### Directions
Repeat every line below exactly, word for word.

•••

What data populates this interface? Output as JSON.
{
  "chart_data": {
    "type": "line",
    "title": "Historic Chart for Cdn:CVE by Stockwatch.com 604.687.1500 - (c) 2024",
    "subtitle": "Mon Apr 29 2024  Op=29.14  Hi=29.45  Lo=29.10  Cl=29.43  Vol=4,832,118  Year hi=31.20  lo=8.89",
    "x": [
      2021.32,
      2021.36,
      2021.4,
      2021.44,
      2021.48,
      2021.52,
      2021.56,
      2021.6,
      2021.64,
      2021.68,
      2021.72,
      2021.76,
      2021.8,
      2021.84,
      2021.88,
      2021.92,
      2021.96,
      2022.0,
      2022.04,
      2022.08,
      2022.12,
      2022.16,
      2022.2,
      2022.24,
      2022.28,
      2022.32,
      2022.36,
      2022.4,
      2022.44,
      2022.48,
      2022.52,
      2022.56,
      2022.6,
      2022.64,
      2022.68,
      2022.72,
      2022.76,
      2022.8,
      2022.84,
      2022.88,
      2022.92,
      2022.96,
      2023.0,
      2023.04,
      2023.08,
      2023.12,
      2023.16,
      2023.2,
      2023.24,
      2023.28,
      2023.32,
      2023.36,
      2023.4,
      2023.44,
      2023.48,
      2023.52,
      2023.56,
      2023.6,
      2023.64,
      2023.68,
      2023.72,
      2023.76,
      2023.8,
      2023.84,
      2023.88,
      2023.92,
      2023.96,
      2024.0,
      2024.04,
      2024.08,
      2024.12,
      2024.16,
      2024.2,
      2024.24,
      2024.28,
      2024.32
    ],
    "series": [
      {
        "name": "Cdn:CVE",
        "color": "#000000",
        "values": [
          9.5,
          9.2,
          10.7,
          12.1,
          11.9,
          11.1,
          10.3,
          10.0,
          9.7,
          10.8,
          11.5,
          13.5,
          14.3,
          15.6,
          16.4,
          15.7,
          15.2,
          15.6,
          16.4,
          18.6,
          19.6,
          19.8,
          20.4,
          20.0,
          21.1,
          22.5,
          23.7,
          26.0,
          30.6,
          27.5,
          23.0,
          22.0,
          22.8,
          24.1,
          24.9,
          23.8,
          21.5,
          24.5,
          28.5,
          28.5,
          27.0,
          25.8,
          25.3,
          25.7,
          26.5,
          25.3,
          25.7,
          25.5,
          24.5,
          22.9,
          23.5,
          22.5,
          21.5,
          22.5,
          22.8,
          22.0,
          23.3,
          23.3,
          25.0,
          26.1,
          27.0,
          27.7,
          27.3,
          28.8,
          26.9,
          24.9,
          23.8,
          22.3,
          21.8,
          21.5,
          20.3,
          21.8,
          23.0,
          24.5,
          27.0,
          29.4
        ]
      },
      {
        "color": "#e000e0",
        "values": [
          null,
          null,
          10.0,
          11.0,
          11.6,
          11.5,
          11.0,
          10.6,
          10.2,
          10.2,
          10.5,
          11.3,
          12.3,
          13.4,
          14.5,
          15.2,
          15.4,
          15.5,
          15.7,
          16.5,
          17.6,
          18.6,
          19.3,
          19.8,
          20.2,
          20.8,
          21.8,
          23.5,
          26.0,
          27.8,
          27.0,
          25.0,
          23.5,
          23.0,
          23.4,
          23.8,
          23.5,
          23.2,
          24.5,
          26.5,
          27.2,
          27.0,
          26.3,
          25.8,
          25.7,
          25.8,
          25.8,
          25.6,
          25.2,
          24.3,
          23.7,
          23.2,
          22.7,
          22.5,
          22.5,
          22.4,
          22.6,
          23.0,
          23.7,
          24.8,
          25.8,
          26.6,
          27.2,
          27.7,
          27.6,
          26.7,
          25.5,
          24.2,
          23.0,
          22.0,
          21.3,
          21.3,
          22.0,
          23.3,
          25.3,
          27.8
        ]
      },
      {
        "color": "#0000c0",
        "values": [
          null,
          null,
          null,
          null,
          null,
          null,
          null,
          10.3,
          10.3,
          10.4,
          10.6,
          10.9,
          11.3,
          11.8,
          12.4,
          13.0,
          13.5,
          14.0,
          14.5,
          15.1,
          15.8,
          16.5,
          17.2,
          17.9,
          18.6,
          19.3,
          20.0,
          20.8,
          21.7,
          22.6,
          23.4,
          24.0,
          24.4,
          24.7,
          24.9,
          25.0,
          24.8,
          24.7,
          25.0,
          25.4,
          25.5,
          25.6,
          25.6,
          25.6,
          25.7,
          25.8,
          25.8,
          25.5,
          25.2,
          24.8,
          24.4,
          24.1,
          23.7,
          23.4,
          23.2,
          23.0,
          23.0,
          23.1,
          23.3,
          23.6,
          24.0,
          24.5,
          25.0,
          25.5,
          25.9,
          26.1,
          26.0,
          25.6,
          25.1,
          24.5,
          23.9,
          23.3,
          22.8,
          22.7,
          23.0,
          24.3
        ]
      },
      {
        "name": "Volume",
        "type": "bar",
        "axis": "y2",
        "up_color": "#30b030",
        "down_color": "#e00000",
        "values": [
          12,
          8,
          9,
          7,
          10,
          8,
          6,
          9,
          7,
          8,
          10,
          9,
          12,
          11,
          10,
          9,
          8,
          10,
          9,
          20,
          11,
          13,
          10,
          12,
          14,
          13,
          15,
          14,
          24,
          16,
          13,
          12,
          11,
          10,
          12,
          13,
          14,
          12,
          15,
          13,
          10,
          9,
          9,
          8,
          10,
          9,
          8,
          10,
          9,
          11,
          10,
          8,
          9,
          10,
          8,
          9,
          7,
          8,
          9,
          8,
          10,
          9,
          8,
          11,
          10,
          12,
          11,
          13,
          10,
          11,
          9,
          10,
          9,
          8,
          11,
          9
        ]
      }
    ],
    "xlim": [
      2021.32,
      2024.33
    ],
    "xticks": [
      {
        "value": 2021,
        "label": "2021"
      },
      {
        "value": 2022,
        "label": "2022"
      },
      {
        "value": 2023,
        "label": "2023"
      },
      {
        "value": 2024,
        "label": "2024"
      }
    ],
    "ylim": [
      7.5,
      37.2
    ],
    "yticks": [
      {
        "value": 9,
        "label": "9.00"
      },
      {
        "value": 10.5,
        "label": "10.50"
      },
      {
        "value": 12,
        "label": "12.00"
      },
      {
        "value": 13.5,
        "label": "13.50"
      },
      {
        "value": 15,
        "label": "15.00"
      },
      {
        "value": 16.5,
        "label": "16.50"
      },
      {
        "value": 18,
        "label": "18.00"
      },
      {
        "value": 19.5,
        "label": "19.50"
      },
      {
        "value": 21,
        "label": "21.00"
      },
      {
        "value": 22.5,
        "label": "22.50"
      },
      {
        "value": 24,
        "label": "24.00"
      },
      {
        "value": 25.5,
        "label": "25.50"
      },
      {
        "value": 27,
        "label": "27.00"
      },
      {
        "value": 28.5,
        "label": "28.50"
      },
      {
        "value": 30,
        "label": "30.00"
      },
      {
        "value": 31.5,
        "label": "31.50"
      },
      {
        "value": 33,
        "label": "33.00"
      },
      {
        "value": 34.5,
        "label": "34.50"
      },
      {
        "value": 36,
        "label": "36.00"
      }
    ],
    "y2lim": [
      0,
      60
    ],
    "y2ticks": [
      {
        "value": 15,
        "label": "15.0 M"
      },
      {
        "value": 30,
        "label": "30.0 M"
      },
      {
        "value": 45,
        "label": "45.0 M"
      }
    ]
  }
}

•••

### Expected answer
What data populates this interface? Output as JSON.
{
  "chart_data": {
    "type": "line",
    "title": "Historic Chart for Cdn:CVE by Stockwatch.com 604.687.1500 - (c) 2024",
    "subtitle": "Mon Apr 29 2024  Op=29.14  Hi=29.45  Lo=29.10  Cl=29.43  Vol=4,832,118  Year hi=31.20  lo=8.89",
    "x": [
      2021.32,
      2021.36,
      2021.4,
      2021.44,
      2021.48,
      2021.52,
      2021.56,
      2021.6,
      2021.64,
      2021.68,
      2021.72,
      2021.76,
      2021.8,
      2021.84,
      2021.88,
      2021.92,
      2021.96,
      2022.0,
      2022.04,
      2022.08,
      2022.12,
      2022.16,
      2022.2,
      2022.24,
      2022.28,
      2022.32,
      2022.36,
      2022.4,
      2022.44,
      2022.48,
      2022.52,
      2022.56,
      2022.6,
      2022.64,
      2022.68,
      2022.72,
      2022.76,
      2022.8,
      2022.84,
      2022.88,
      2022.92,
      2022.96,
      2023.0,
      2023.04,
      2023.08,
      2023.12,
      2023.16,
      2023.2,
      2023.24,
      2023.28,
      2023.32,
      2023.36,
      2023.4,
      2023.44,
      2023.48,
      2023.52,
      2023.56,
      2023.6,
      2023.64,
      2023.68,
      2023.72,
      2023.76,
      2023.8,
      2023.84,
      2023.88,
      2023.92,
      2023.96,
      2024.0,
      2024.04,
      2024.08,
      2024.12,
      2024.16,
      2024.2,
      2024.24,
      2024.28,
      2024.32
    ],
    "series": [
      {
        "name": "Cdn:CVE",
        "color": "#000000",
        "values": [
          9.5,
          9.2,
          10.7,
          12.1,
          11.9,
          11.1,
          10.3,
          10.0,
          9.7,
          10.8,
          11.5,
          13.5,
          14.3,
          15.6,
          16.4,
          15.7,
          15.2,
          15.6,
          16.4,
          18.6,
          19.6,
          19.8,
          20.4,
          20.0,
          21.1,
          22.5,
          23.7,
          26.0,
          30.6,
          27.5,
          23.0,
          22.0,
          22.8,
          24.1,
          24.9,
          23.8,
          21.5,
          24.5,
          28.5,
          28.5,
          27.0,
          25.8,
          25.3,
          25.7,
          26.5,
          25.3,
          25.7,
          25.5,
          24.5,
          22.9,
          23.5,
          22.5,
          21.5,
          22.5,
          22.8,
          22.0,
          23.3,
          23.3,
          25.0,
          26.1,
          27.0,
          27.7,
          27.3,
          28.8,
          26.9,
          24.9,
          23.8,
          22.3,
          21.8,
          21.5,
          20.3,
          21.8,
          23.0,
          24.5,
          27.0,
          29.4
        ]
      },
      {
        "color": "#e000e0",
        "values": [
          null,
          null,
          10.0,
          11.0,
          11.6,
          11.5,
          11.0,
          10.6,
          10.2,
          10.2,
          10.5,
          11.3,
          12.3,
          13.4,
          14.5,
          15.2,
          15.4,
          15.5,
          15.7,
          16.5,
          17.6,
          18.6,
          19.3,
          19.8,
          20.2,
          20.8,
          21.8,
          23.5,
          26.0,
          27.8,
          27.0,
          25.0,
          23.5,
          23.0,
          23.4,
          23.8,
          23.5,
          23.2,
          24.5,
          26.5,
          27.2,
          27.0,
          26.3,
          25.8,
          25.7,
          25.8,
          25.8,
          25.6,
          25.2,
          24.3,
          23.7,
          23.2,
          22.7,
          22.5,
          22.5,
          22.4,
          22.6,
          23.0,
          23.7,
          24.8,
          25.8,
          26.6,
          27.2,
          27.7,
          27.6,
          26.7,
          25.5,
          24.2,
          23.0,
          22.0,
          21.3,
          21.3,
          22.0,
          23.3,
          25.3,
          27.8
        ]
      },
      {
        "color": "#0000c0",
        "values": [
          null,
          null,
          null,
          null,
          null,
          null,
          null,
          10.3,
          10.3,
          10.4,
          10.6,
          10.9,
          11.3,
          11.8,
          12.4,
          13.0,
          13.5,
          14.0,
          14.5,
          15.1,
          15.8,
          16.5,
          17.2,
          17.9,
          18.6,
          19.3,
          20.0,
          20.8,
          21.7,
          22.6,
          23.4,
          24.0,
          24.4,
          24.7,
          24.9,
          25.0,
          24.8,
          24.7,
          25.0,
          25.4,
          25.5,
          25.6,
          25.6,
          25.6,
          25.7,
          25.8,
          25.8,
          25.5,
          25.2,
          24.8,
          24.4,
          24.1,
          23.7,
          23.4,
          23.2,
          23.0,
          23.0,
          23.1,
          23.3,
          23.6,
          24.0,
          24.5,
          25.0,
          25.5,
          25.9,
          26.1,
          26.0,
          25.6,
          25.1,
          24.5,
          23.9,
          23.3,
          22.8,
          22.7,
          23.0,
          24.3
        ]
      },
      {
        "name": "Volume",
        "type": "bar",
        "axis": "y2",
        "up_color": "#30b030",
        "down_color": "#e00000",
        "values": [
          12,
          8,
          9,
          7,
          10,
          8,
          6,
          9,
          7,
          8,
          10,
          9,
          12,
          11,
          10,
          9,
          8,
          10,
          9,
          20,
          11,
          13,
          10,
          12,
          14,
          13,
          15,
          14,
          24,
          16,
          13,
          12,
          11,
          10,
          12,
          13,
          14,
          12,
          15,
          13,
          10,
          9,
          9,
          8,
          10,
          9,
          8,
          10,
          9,
          11,
          10,
          8,
          9,
          10,
          8,
          9,
          7,
          8,
          9,
          8,
          10,
          9,
          8,
          11,
          10,
          12,
          11,
          13,
          10,
          11,
          9,
          10,
          9,
          8,
          11,
          9
        ]
      }
    ],
    "xlim": [
      2021.32,
      2024.33
    ],
    "xticks": [
      {
        "value": 2021,
        "label": "2021"
      },
      {
        "value": 2022,
        "label": "2022"
      },
      {
        "value": 2023,
        "label": "2023"
      },
      {
        "value": 2024,
        "label": "2024"
      }
    ],
    "ylim": [
      7.5,
      37.2
    ],
    "yticks": [
      {
        "value": 9,
        "label": "9.00"
      },
      {
        "value": 10.5,
        "label": "10.50"
      },
      {
        "value": 12,
        "label": "12.00"
      },
      {
        "value": 13.5,
        "label": "13.50"
      },
      {
        "value": 15,
        "label": "15.00"
      },
      {
        "value": 16.5,
        "label": "16.50"
      },
      {
        "value": 18,
        "label": "18.00"
      },
      {
        "value": 19.5,
        "label": "19.50"
      },
      {
        "value": 21,
        "label": "21.00"
      },
      {
        "value": 22.5,
        "label": "22.50"
      },
      {
        "value": 24,
        "label": "24.00"
      },
      {
        "value": 25.5,
        "label": "25.50"
      },
      {
        "value": 27,
        "label": "27.00"
      },
      {
        "value": 28.5,
        "label": "28.50"
      },
      {
        "value": 30,
        "label": "30.00"
      },
      {
        "value": 31.5,
        "label": "31.50"
      },
      {
        "value": 33,
        "label": "33.00"
      },
      {
        "value": 34.5,
        "label": "34.50"
      },
      {
        "value": 36,
        "label": "36.00"
      }
    ],
    "y2lim": [
      0,
      60
    ],
    "y2ticks": [
      {
        "value": 15,
        "label": "15.0 M"
      },
      {
        "value": 30,
        "label": "30.0 M"
      },
      {
        "value": 45,
        "label": "45.0 M"
      }
    ]
  }
}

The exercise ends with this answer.